(Task input):
───
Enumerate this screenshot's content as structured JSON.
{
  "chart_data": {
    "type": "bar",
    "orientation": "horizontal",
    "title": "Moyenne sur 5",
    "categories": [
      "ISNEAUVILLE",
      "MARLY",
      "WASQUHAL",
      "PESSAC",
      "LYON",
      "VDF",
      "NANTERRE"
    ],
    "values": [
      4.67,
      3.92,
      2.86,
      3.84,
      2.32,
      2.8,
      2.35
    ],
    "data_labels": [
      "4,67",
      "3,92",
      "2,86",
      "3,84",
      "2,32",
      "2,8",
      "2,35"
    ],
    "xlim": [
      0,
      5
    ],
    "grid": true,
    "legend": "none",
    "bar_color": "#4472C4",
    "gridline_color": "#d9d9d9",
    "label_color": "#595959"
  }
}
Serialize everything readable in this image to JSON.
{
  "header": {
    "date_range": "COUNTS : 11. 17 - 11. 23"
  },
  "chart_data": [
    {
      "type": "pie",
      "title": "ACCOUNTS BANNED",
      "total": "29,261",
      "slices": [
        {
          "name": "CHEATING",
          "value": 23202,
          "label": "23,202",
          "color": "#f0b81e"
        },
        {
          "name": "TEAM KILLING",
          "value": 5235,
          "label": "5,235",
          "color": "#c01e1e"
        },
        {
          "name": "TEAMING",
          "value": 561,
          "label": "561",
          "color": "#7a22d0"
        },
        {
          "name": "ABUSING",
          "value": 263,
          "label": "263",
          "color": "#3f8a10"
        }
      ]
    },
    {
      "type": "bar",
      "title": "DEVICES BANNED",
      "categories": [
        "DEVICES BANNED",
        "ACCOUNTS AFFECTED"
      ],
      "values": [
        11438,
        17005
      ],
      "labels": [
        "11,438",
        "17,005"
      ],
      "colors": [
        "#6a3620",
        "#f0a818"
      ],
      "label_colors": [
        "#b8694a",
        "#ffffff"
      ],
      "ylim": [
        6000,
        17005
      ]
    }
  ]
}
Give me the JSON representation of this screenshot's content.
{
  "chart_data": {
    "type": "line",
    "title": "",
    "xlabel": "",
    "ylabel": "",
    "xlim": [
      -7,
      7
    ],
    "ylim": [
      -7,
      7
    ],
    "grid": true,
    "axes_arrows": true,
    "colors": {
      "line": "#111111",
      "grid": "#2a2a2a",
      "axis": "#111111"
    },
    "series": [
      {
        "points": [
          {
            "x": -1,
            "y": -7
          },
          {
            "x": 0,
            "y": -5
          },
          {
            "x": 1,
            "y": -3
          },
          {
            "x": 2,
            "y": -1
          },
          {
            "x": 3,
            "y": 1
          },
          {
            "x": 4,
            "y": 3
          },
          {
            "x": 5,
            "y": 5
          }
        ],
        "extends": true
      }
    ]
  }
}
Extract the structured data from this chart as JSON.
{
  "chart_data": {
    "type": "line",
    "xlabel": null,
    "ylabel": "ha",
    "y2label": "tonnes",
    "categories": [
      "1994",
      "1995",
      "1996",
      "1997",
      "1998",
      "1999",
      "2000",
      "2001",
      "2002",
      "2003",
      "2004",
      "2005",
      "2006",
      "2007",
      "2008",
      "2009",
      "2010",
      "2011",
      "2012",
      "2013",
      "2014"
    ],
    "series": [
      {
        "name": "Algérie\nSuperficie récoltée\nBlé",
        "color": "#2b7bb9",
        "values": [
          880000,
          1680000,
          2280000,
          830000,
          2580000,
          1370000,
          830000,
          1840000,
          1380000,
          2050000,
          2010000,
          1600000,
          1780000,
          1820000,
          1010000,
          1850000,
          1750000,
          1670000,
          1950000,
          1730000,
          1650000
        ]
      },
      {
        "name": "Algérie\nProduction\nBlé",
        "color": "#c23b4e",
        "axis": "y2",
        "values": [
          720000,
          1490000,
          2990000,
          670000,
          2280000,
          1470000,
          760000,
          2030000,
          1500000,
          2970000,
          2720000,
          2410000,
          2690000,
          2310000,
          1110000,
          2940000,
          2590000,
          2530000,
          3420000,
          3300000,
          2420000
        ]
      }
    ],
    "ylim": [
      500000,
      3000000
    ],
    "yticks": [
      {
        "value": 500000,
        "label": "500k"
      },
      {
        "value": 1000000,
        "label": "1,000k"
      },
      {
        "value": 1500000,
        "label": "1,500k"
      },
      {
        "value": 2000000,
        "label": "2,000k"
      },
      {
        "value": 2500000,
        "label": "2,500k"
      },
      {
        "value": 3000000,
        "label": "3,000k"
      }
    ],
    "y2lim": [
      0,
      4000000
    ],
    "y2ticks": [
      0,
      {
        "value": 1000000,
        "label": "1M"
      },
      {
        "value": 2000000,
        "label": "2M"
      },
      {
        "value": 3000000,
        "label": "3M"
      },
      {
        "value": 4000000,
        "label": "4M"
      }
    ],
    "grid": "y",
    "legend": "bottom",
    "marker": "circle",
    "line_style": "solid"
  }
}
───
(Work instructions): What is the number of lines in the records that contain "name"? Give that number only.

(Result): 6